BEGIN
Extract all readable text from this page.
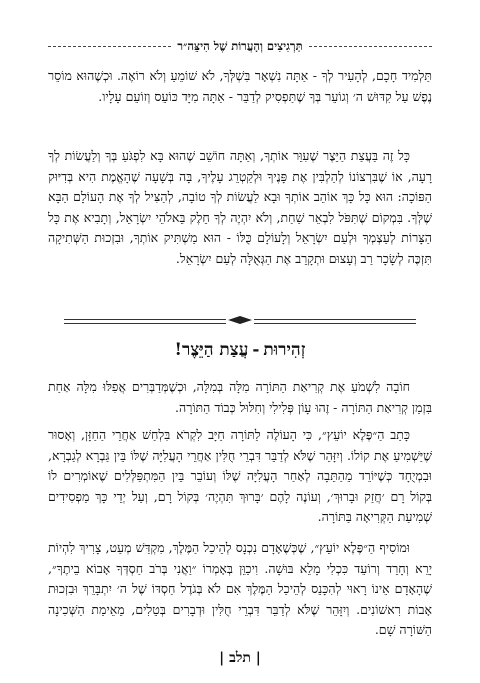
תַּרְגִיצִים וְהָעֲרוֹת שֶׁל הִיצֵּה״ר

תַּלְמִיד חָכָם, לְהָעִיר לְךָ - אַתָּה נִשְׁאָר בִּשְׁלְּךָ, לֹא שׁוֹמֵעַ וְלֹא רוֹאֶה. וּכְשֶׁהוּא מוֹסֵר נֶפֶשׁ עַל קִדּוּשׁ ה׳ וְגוֹעֵר בְּךָ שֶׁתַּפְסִיק לְדַבֵּר - אַתָּה מִיָּד כּוֹעֵס וְזוֹעֵם עָלָיו.

כָּל זֶה בַּעֲצַת הַיֵּצֶר שֶׁעִוֵּר אוֹתְךָ, וְאַתָּה חוֹשֵׁב שֶׁהוּא בָּא לִפְגֹּעַ בְּךָ וְלַעֲשׂוֹת לְךָ רָעָה, אוֹ שֶׁבִּרְצוֹנוֹ לְהַלְבִּין אֶת פָּנֶיךָ וּלְקַטְרֵג עָלֶיךָ, בָּה בְּשָׁעָה שֶׁהָאֱמֶת הִיא בְּדִיּוּק הַפּוֹכָה: הוּא כָּל כָּךְ אוֹהֵב אוֹתְךָ וּבָא לַעֲשׂוֹת לְךָ טוֹבָה, לְהַצִּיל לְךָ אֶת הָעוֹלָם הַבָּא שֶׁלְּךָ. בִּמְקוֹם שֶׁתִּפֹּל לִבְאֵר שַׁחַת, וְלֹא יִהְיֶה לְךָ חֵלֶק בֵּאלֹהֵי יִשְׂרָאֵל, וְתָבִיא אֶת כָּל הַצָּרוֹת לְעַצְמְךָ וּלְעַם יִשְׂרָאֵל וְלָעוֹלָם כֻּלּוֹ - הוּא מַשְׁתִּיק אוֹתְךָ, וּבִזְכוּת הַשְּׁתִיקָה תִּזְכֶּה לְשָׂכָר רַב וְעָצוּם וּתְקָרֵב אֶת הַגְּאֻלָּה לְעַם יִשְׂרָאֵל.

זְהִירוּת-עֲצַת הַיֵּצֶר!

חוֹבָה לִשְׁמֹעַ אֶת קְרִיאַת הַתּוֹרָה מִלָּה בְּמִלָּה, וּכְשֶׁמְּדַבְּרִים אֲפִלּוּ מִלָּה אַחַת בִּזְמַן קְרִיאַת הַתּוֹרָה - זֶהוּ עָוֹן פְּלִילִי וְחִלּוּל כְּבוֹד הַתּוֹרָה.

כָּתַב הַ״פֶּלֶא יוֹעֵץ״, כִּי הָעוֹלֶה לַתּוֹרָה חַיָּב לִקְרֹא בִּלְחַשׁ אַחֲרֵי הַחַזָּן, וְאָסוּר שֶׁיַּשְׁמִיעַ אֶת קוֹלוֹ. וְיִזָּהֵר שֶׁלֹּא לְדַבֵּר דִּבְרֵי חֻלִּין אַחֲרֵי הָעֲלִיָּה שֶׁלּוֹ בֵּין גַּבְרָא לְגַבְרָא, וּבִמְיֻחָד כְּשֶׁיּוֹרֵד מֵהַתֵּבָה לְאַחַר הָעֲלִיָּה שֶׁלּוֹ וְעוֹבֵר בֵּין הַמִּתְפַּלְּלִים שֶׁאוֹמְרִים לוֹ בְּקוֹל רָם ׳חֲזַק וּבָרוּךְ׳, וְעוֹנֶה לָהֶם ׳בָּרוּךְ תִּהְיֶה׳ בְּקוֹל רָם, וְעַל יְדֵי כָּךְ מַפְסִידִים שְׁמִיעַת הַקְּרִיאָה בַּתּוֹרָה.

וּמוֹסִיף הַ״פֶּלֶא יוֹעֵץ״, שֶׁכְּשֶׁאָדָם נִכְנָס לְהֵיכַל הַמֶּלֶךְ, מִקְדַּשׁ מְעַט, צָרִיךְ לִהְיוֹת יָרֵא וְחָרֵד וְרוֹעֵד כִּכְלִי מָלֵא בּוּשָׁה. וִיכַוֵּן בְּאָמְרוֹ ״וַאֲנִי בְּרֹב חַסְדְּךָ אָבוֹא בֵיתֶךָ״, שֶׁהָאָדָם אֵינוֹ רָאוּי לְהִכָּנֵס לְהֵיכַל הַמֶּלֶךְ אִם לֹא בְּגֹדֶל חַסְדּוֹ שֶׁל ה׳ יִתְבָּרֵךְ וּבִזְכוּת אָבוֹת רִאשׁוֹנִים. וְיִזָּהֵר שֶׁלֹּא לְדַבֵּר דִּבְרֵי חֻלִּין וּדְבָרִים בְּטֵלִים, מֵאֵימַת הַשְּׁכִינָה הַשּׁוֹרָה שָׁם.

| תלב |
END
* [The problem]
Return all of the entries exactly as written, but drop any pictures they hold.

* [Written solution]
Extract all readable text from this page.
תַּרְגִיצִים וְהָעֲרוֹת שֶׁל הִיצֵּה״ר

תַּלְמִיד חָכָם, לְהָעִיר לְךָ - אַתָּה נִשְׁאָר בִּשְׁלְּךָ, לֹא שׁוֹמֵעַ וְלֹא רוֹאֶה. וּכְשֶׁהוּא מוֹסֵר נֶפֶשׁ עַל קִדּוּשׁ ה׳ וְגוֹעֵר בְּךָ שֶׁתַּפְסִיק לְדַבֵּר - אַתָּה מִיָּד כּוֹעֵס וְזוֹעֵם עָלָיו.

כָּל זֶה בַּעֲצַת הַיֵּצֶר שֶׁעִוֵּר אוֹתְךָ, וְאַתָּה חוֹשֵׁב שֶׁהוּא בָּא לִפְגֹּעַ בְּךָ וְלַעֲשׂוֹת לְךָ רָעָה, אוֹ שֶׁבִּרְצוֹנוֹ לְהַלְבִּין אֶת פָּנֶיךָ וּלְקַטְרֵג עָלֶיךָ, בָּה בְּשָׁעָה שֶׁהָאֱמֶת הִיא בְּדִיּוּק הַפּוֹכָה: הוּא כָּל כָּךְ אוֹהֵב אוֹתְךָ וּבָא לַעֲשׂוֹת לְךָ טוֹבָה, לְהַצִּיל לְךָ אֶת הָעוֹלָם הַבָּא שֶׁלְּךָ. בִּמְקוֹם שֶׁתִּפֹּל לִבְאֵר שַׁחַת, וְלֹא יִהְיֶה לְךָ חֵלֶק בֵּאלֹהֵי יִשְׂרָאֵל, וְתָבִיא אֶת כָּל הַצָּרוֹת לְעַצְמְךָ וּלְעַם יִשְׂרָאֵל וְלָעוֹלָם כֻּלּוֹ - הוּא מַשְׁתִּיק אוֹתְךָ, וּבִזְכוּת הַשְּׁתִיקָה תִּזְכֶּה לְשָׂכָר רַב וְעָצוּם וּתְקָרֵב אֶת הַגְּאֻלָּה לְעַם יִשְׂרָאֵל.

זְהִירוּת-עֲצַת הַיֵּצֶר!

חוֹבָה לִשְׁמֹעַ אֶת קְרִיאַת הַתּוֹרָה מִלָּה בְּמִלָּה, וּכְשֶׁמְּדַבְּרִים אֲפִלּוּ מִלָּה אַחַת בִּזְמַן קְרִיאַת הַתּוֹרָה - זֶהוּ עָוֹן פְּלִילִי וְחִלּוּל כְּבוֹד הַתּוֹרָה.

כָּתַב הַ״פֶּלֶא יוֹעֵץ״, כִּי הָעוֹלֶה לַתּוֹרָה חַיָּב לִקְרֹא בִּלְחַשׁ אַחֲרֵי הַחַזָּן, וְאָסוּר שֶׁיַּשְׁמִיעַ אֶת קוֹלוֹ. וְיִזָּהֵר שֶׁלֹּא לְדַבֵּר דִּבְרֵי חֻלִּין אַחֲרֵי הָעֲלִיָּה שֶׁלּוֹ בֵּין גַּבְרָא לְגַבְרָא, וּבִמְיֻחָד כְּשֶׁיּוֹרֵד מֵהַתֵּבָה לְאַחַר הָעֲלִיָּה שֶׁלּוֹ וְעוֹבֵר בֵּין הַמִּתְפַּלְּלִים שֶׁאוֹמְרִים לוֹ בְּקוֹל רָם ׳חֲזַק וּבָרוּךְ׳, וְעוֹנֶה לָהֶם ׳בָּרוּךְ תִּהְיֶה׳ בְּקוֹל רָם, וְעַל יְדֵי כָּךְ מַפְסִידִים שְׁמִיעַת הַקְּרִיאָה בַּתּוֹרָה.

וּמוֹסִיף הַ״פֶּלֶא יוֹעֵץ״, שֶׁכְּשֶׁאָדָם נִכְנָס לְהֵיכַל הַמֶּלֶךְ, מִקְדַּשׁ מְעַט, צָרִיךְ לִהְיוֹת יָרֵא וְחָרֵד וְרוֹעֵד כִּכְלִי מָלֵא בּוּשָׁה. וִיכַוֵּן בְּאָמְרוֹ ״וַאֲנִי בְּרֹב חַסְדְּךָ אָבוֹא בֵיתֶךָ״, שֶׁהָאָדָם אֵינוֹ רָאוּי לְהִכָּנֵס לְהֵיכַל הַמֶּלֶךְ אִם לֹא בְּגֹדֶל חַסְדּוֹ שֶׁל ה׳ יִתְבָּרֵךְ וּבִזְכוּת אָבוֹת רִאשׁוֹנִים. וְיִזָּהֵר שֶׁלֹּא לְדַבֵּר דִּבְרֵי חֻלִּין וּדְבָרִים בְּטֵלִים, מֵאֵימַת הַשְּׁכִינָה הַשּׁוֹרָה שָׁם.

| תלב |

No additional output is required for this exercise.